* **DATASET EXCERPTS**
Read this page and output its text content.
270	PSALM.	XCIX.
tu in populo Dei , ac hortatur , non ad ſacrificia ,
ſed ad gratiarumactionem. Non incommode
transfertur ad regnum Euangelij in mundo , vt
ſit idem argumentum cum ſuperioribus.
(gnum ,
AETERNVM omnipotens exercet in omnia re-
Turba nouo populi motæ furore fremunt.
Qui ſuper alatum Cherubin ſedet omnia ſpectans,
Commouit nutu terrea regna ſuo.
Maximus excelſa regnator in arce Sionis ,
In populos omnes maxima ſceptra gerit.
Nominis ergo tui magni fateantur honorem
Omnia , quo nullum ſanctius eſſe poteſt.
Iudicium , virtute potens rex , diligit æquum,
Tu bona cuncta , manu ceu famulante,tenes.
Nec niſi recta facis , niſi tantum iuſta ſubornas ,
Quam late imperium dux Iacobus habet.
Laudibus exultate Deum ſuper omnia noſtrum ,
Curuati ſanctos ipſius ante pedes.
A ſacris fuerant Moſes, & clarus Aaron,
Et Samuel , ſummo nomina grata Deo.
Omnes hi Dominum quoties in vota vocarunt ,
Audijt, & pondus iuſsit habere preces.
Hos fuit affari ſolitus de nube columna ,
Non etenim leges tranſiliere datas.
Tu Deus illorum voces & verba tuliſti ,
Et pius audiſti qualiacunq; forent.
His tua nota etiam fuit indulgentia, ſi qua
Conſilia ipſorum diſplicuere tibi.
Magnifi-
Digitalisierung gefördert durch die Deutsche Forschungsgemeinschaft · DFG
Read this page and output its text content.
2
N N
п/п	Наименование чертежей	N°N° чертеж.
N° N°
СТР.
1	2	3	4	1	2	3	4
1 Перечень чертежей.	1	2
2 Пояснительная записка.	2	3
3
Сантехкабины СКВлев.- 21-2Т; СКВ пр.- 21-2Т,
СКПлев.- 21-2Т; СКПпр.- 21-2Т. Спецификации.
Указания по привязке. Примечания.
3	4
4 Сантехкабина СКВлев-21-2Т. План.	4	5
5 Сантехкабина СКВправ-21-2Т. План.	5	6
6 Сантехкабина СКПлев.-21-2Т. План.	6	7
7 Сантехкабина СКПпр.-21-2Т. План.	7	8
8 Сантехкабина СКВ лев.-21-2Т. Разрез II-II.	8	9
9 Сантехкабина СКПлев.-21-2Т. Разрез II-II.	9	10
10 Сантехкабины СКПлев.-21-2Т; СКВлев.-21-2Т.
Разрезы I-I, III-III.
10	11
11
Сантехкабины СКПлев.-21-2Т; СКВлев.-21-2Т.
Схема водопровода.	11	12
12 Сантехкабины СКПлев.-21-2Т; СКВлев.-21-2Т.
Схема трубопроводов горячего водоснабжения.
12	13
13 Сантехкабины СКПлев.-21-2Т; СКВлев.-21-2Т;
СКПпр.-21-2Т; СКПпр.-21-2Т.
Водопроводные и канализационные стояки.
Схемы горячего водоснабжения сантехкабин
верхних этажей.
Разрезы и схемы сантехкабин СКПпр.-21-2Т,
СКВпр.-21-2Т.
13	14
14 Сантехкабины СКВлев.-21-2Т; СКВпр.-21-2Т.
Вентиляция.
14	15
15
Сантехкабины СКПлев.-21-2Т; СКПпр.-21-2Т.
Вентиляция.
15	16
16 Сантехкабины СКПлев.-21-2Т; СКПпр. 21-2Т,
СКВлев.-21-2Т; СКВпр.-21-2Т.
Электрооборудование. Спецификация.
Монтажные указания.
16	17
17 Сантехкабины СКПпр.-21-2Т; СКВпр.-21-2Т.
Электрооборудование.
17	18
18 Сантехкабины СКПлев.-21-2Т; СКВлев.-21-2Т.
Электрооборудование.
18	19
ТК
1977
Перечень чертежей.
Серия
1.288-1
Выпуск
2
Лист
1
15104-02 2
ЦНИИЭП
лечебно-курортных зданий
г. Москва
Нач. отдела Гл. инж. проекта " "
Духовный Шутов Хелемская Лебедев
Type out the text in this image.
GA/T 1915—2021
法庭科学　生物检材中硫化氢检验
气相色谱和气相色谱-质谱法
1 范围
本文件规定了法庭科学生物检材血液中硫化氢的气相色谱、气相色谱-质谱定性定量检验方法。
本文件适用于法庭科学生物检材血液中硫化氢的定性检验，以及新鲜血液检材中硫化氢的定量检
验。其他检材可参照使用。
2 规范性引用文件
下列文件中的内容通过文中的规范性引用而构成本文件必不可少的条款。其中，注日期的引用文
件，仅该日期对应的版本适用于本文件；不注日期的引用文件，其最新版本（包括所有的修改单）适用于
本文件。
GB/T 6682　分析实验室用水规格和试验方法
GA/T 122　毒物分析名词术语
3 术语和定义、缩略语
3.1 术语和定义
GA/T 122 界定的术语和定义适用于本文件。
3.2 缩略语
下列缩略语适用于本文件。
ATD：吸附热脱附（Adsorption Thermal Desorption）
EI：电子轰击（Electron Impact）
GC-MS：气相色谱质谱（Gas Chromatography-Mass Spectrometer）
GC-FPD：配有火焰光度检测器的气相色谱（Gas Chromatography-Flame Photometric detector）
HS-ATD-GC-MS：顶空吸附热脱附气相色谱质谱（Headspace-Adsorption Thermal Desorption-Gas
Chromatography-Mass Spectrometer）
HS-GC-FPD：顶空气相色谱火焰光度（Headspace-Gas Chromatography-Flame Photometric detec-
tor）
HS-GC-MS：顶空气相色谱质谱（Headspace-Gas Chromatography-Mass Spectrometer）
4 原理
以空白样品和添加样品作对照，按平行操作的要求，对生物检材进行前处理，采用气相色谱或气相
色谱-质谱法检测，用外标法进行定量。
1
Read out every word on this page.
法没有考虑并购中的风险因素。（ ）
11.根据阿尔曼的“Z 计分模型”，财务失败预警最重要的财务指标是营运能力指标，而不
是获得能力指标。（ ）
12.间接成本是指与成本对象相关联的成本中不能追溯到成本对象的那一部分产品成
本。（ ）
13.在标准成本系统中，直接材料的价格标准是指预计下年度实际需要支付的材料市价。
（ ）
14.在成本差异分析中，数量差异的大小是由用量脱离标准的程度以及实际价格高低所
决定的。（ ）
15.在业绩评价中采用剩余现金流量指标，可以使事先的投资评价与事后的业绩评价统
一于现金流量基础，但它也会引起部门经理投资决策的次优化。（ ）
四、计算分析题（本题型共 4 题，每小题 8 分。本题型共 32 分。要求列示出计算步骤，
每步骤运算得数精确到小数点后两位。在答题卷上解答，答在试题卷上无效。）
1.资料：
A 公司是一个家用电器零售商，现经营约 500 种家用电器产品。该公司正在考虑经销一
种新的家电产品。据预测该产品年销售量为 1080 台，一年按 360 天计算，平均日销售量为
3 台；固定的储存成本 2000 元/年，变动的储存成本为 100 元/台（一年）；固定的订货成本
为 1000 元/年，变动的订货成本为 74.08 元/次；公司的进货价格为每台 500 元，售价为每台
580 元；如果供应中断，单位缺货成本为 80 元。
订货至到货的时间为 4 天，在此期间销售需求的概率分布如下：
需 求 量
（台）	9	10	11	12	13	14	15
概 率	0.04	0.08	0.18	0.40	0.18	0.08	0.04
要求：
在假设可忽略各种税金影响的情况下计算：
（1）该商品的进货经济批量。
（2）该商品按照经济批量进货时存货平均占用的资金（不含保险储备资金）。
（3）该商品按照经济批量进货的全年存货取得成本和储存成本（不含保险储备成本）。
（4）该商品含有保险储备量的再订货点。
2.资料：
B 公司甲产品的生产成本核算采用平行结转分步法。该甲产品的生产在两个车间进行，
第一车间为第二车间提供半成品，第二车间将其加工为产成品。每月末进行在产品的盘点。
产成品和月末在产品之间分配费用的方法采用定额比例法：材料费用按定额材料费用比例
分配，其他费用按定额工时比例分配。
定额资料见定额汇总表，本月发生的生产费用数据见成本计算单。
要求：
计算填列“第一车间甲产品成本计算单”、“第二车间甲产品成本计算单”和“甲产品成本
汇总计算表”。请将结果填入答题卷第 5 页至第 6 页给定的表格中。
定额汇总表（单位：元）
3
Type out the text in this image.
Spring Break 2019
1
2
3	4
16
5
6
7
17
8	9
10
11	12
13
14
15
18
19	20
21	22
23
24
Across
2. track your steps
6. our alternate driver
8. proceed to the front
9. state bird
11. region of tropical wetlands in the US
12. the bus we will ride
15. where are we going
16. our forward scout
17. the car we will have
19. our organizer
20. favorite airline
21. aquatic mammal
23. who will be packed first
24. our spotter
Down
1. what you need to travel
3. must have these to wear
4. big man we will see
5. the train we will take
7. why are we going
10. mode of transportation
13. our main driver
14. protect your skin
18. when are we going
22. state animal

* **INSTRUCTIONS FOR THE TASK**
Copy out every line in the listing where the word "Сантехкабины" appears.

* **COMPLETE RESPONSE**
Сантехкабины СКВлев.- 21-2Т; СКВ пр.- 21-2Т,
10 Сантехкабины СКПлев.-21-2Т; СКВлев.-21-2Т.
Сантехкабины СКПлев.-21-2Т; СКВлев.-21-2Т.
12 Сантехкабины СКПлев.-21-2Т; СКВлев.-21-2Т.
13 Сантехкабины СКПлев.-21-2Т; СКВлев.-21-2Т;
14 Сантехкабины СКВлев.-21-2Т; СКВпр.-21-2Т.
Сантехкабины СКПлев.-21-2Т; СКПпр.-21-2Т.
16 Сантехкабины СКПлев.-21-2Т; СКПпр. 21-2Т,
17 Сантехкабины СКПпр.-21-2Т; СКВпр.-21-2Т.
18 Сантехкабины СКПлев.-21-2Т; СКВлев.-21-2Т.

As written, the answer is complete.